Aim of the task
Please count the lines below that contain the string "chart" with the same capitalization, and give only that number.
──────── Supplied information ────────
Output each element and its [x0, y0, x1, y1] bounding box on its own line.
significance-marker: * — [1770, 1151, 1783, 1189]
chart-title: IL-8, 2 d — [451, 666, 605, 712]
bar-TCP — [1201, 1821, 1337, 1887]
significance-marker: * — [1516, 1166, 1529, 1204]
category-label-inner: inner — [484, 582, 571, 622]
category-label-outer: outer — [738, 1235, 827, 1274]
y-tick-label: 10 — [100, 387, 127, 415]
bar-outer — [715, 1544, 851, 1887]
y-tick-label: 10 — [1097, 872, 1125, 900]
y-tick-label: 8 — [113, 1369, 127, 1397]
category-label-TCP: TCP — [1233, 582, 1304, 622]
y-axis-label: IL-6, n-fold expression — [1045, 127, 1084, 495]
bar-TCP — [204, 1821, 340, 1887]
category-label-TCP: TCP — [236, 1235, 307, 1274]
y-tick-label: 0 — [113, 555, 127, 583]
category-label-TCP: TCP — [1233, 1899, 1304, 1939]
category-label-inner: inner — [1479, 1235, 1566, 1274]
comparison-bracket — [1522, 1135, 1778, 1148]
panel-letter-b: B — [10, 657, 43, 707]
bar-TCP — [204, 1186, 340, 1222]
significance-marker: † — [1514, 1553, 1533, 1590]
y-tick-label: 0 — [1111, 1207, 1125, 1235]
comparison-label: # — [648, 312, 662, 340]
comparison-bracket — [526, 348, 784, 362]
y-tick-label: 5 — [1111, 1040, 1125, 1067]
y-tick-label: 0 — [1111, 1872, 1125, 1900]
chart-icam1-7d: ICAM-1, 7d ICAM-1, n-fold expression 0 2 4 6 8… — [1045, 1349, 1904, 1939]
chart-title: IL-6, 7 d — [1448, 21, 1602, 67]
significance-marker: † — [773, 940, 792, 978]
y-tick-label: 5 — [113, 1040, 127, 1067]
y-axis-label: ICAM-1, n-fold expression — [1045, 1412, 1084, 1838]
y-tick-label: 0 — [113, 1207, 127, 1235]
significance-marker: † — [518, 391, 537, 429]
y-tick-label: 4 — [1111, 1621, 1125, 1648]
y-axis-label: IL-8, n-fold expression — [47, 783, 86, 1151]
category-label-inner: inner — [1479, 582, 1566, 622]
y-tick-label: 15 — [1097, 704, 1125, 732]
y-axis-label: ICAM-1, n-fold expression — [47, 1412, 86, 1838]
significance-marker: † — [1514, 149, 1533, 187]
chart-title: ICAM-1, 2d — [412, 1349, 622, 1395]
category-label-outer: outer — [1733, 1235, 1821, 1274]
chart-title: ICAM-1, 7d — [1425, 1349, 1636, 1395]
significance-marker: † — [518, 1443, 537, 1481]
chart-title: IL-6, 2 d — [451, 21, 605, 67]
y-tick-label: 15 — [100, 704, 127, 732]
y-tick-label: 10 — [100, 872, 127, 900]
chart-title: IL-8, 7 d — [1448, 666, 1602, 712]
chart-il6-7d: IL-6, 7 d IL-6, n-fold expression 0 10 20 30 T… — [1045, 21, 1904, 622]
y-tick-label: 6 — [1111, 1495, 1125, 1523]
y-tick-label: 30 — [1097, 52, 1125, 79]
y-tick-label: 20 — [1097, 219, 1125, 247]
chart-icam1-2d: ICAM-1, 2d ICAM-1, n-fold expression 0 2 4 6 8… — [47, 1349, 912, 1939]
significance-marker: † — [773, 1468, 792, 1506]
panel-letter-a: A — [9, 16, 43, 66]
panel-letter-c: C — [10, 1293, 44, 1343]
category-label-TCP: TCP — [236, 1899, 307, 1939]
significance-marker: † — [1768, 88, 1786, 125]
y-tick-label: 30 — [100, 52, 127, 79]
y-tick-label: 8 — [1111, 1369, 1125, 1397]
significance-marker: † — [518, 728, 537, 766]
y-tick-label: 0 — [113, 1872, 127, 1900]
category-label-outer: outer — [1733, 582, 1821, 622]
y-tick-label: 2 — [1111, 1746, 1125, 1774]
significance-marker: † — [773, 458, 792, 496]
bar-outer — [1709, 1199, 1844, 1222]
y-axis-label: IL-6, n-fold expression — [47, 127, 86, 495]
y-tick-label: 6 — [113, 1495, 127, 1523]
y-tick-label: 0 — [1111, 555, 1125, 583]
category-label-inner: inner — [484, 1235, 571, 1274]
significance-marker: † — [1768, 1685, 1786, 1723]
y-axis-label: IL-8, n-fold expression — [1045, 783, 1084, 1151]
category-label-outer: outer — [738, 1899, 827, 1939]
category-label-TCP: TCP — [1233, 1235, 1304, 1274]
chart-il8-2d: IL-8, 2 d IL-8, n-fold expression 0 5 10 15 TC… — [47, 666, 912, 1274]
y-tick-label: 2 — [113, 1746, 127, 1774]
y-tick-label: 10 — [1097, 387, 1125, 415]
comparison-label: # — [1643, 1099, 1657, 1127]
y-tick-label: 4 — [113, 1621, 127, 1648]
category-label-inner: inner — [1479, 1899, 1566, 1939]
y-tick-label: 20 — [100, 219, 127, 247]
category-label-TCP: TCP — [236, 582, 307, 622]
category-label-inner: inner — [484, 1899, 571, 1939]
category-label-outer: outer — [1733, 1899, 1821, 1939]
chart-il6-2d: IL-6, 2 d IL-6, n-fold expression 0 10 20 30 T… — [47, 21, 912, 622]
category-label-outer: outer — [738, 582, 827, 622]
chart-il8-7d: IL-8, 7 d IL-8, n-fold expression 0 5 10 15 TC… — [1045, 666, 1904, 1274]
────────
Written response
12